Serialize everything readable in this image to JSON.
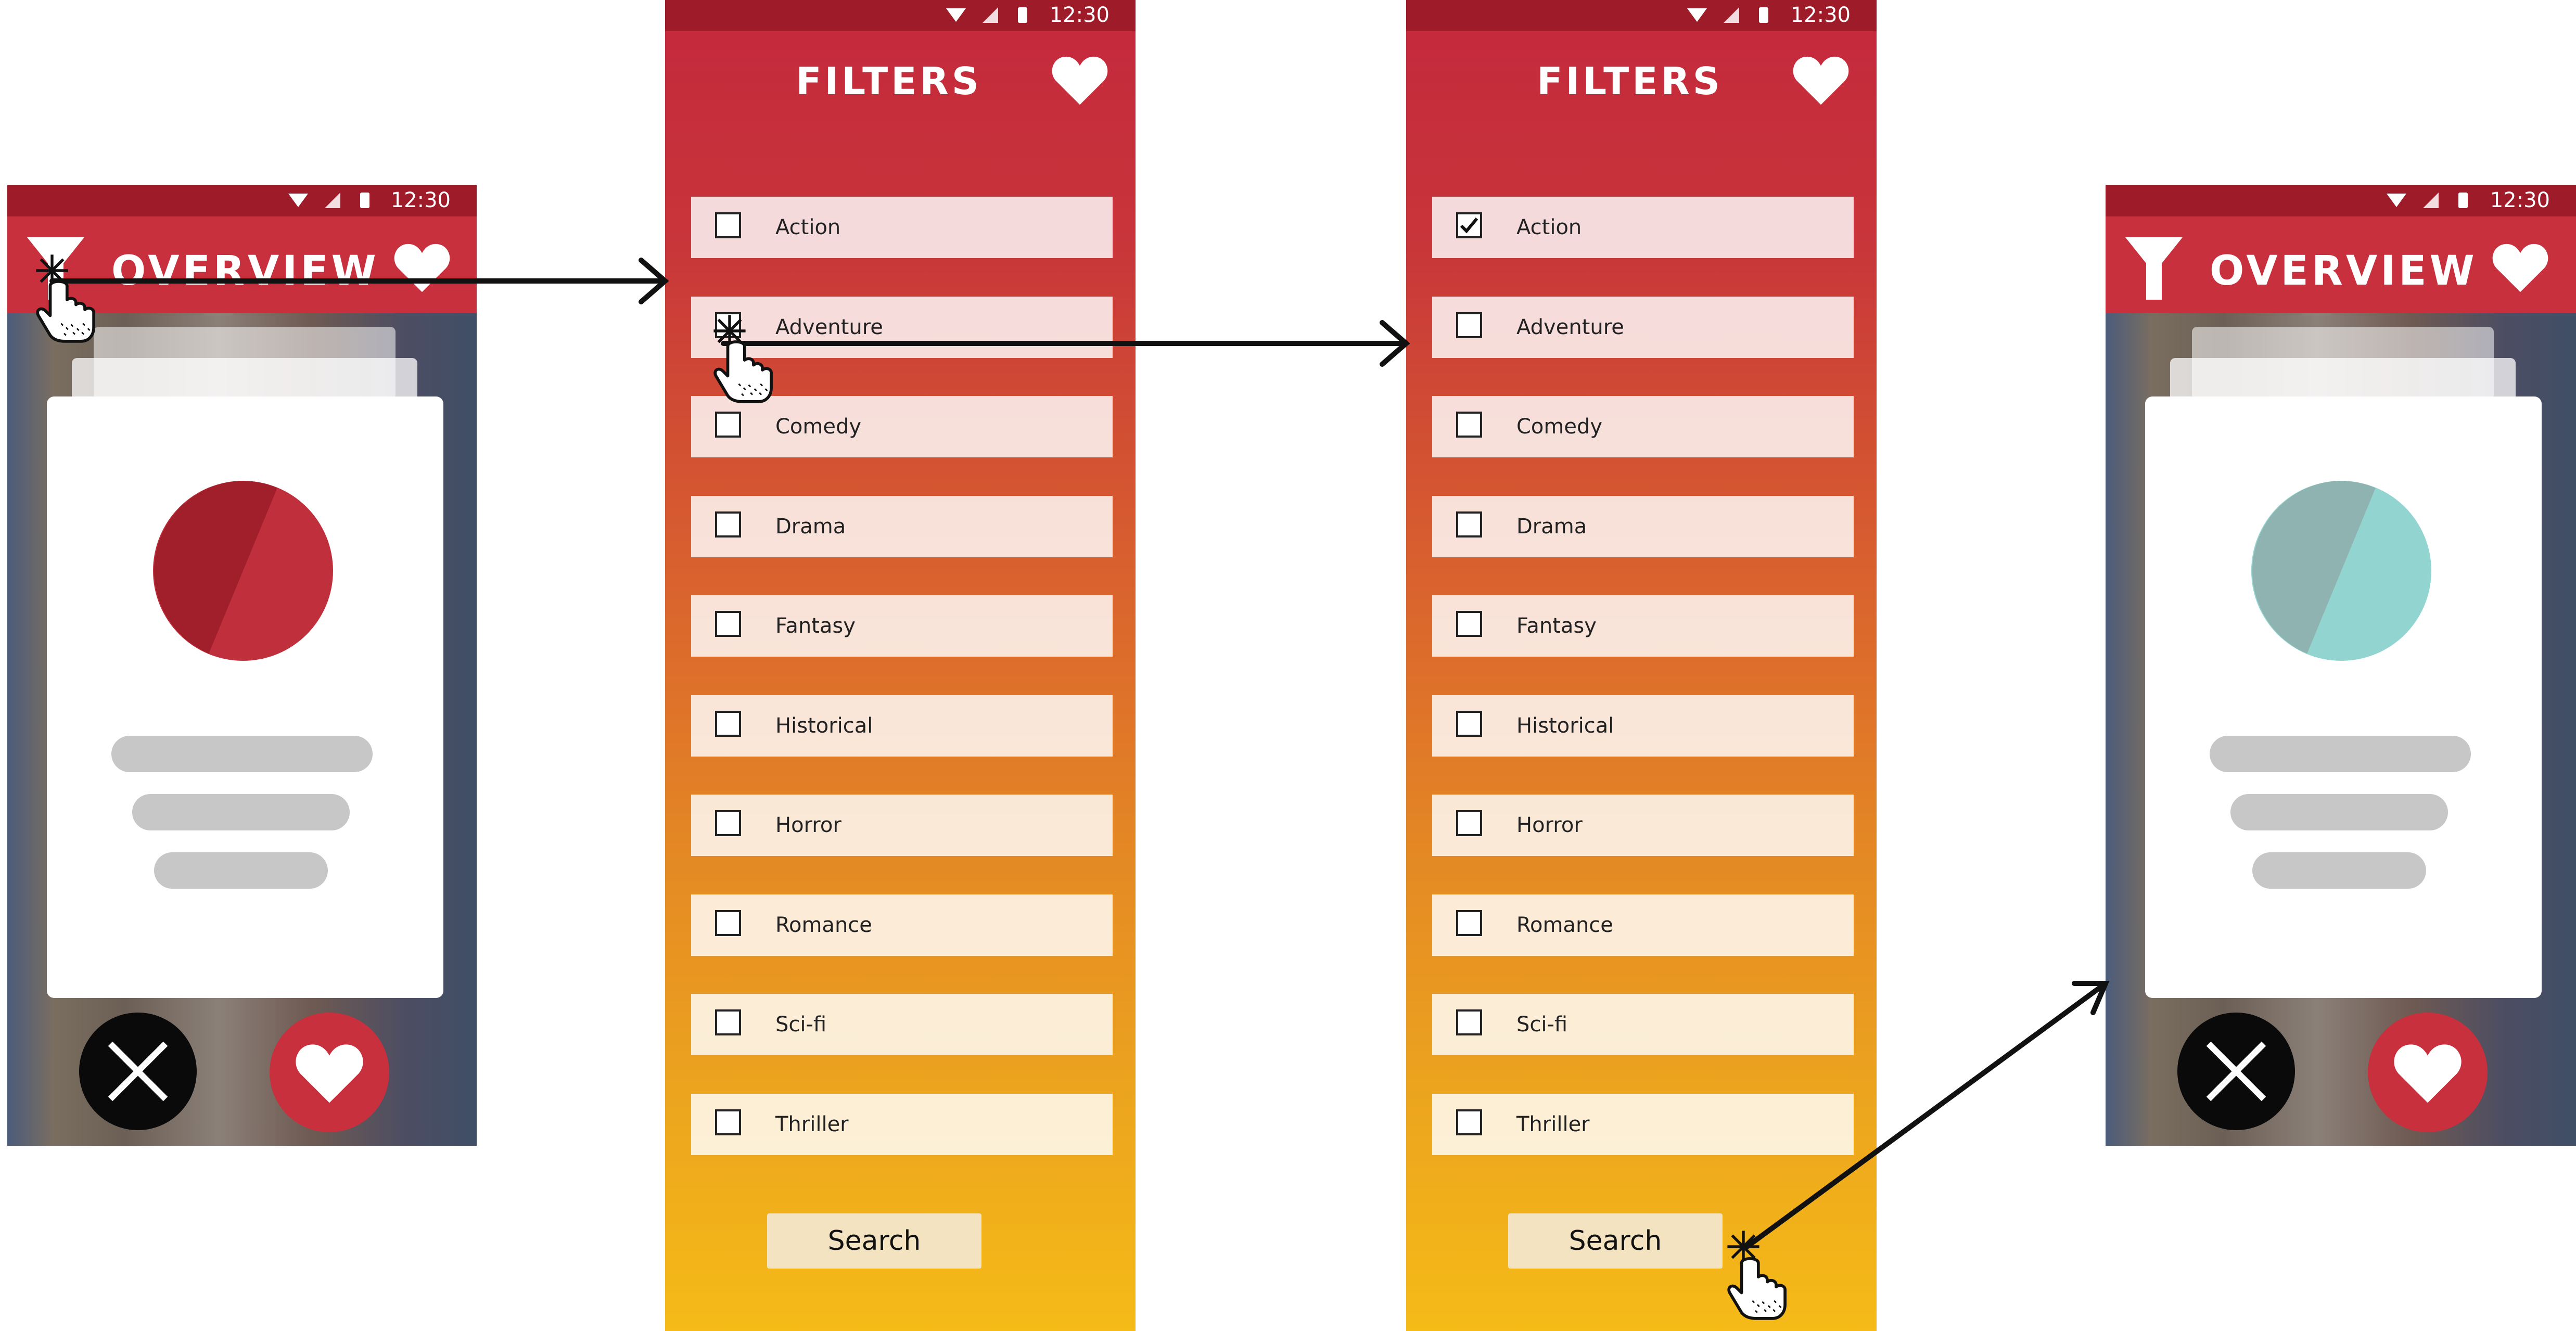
{
  "status": {
    "time": "12:30"
  },
  "overview": {
    "title": "OVERVIEW"
  },
  "filters": {
    "title": "FILTERS",
    "genres": [
      "Action",
      "Adventure",
      "Comedy",
      "Drama",
      "Fantasy",
      "Historical",
      "Horror",
      "Romance",
      "Sci-fi",
      "Thriller"
    ],
    "search_label": "Search",
    "screen2_checked": [],
    "screen3_checked": [
      "Action"
    ]
  },
  "icons": {
    "filter": "filter-funnel-icon",
    "favorites": "heart-icon",
    "dislike": "close-x-icon",
    "like": "heart-icon",
    "status": [
      "wifi-icon",
      "signal-icon",
      "battery-icon"
    ],
    "cursor": "hand-pointer-icon"
  },
  "colors": {
    "brand_red": "#c8303e",
    "status_dark": "#9e1b2a",
    "avatar_red": "#c0303c",
    "avatar_teal": "#92d4cf",
    "gradient_bottom": "#f5bb17"
  }
}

**JOB**
Restate the whole listing above exactly, please, omitting every image.

**SOLUTION BELOW**
Serialize everything readable in this image to JSON.
{
  "status": {
    "time": "12:30"
  },
  "overview": {
    "title": "OVERVIEW"
  },
  "filters": {
    "title": "FILTERS",
    "genres": [
      "Action",
      "Adventure",
      "Comedy",
      "Drama",
      "Fantasy",
      "Historical",
      "Horror",
      "Romance",
      "Sci-fi",
      "Thriller"
    ],
    "search_label": "Search",
    "screen2_checked": [],
    "screen3_checked": [
      "Action"
    ]
  },
  "icons": {
    "filter": "filter-funnel-icon",
    "favorites": "heart-icon",
    "dislike": "close-x-icon",
    "like": "heart-icon",
    "status": [
      "wifi-icon",
      "signal-icon",
      "battery-icon"
    ],
    "cursor": "hand-pointer-icon"
  },
  "colors": {
    "brand_red": "#c8303e",
    "status_dark": "#9e1b2a",
    "avatar_red": "#c0303c",
    "avatar_teal": "#92d4cf",
    "gradient_bottom": "#f5bb17"
  }
}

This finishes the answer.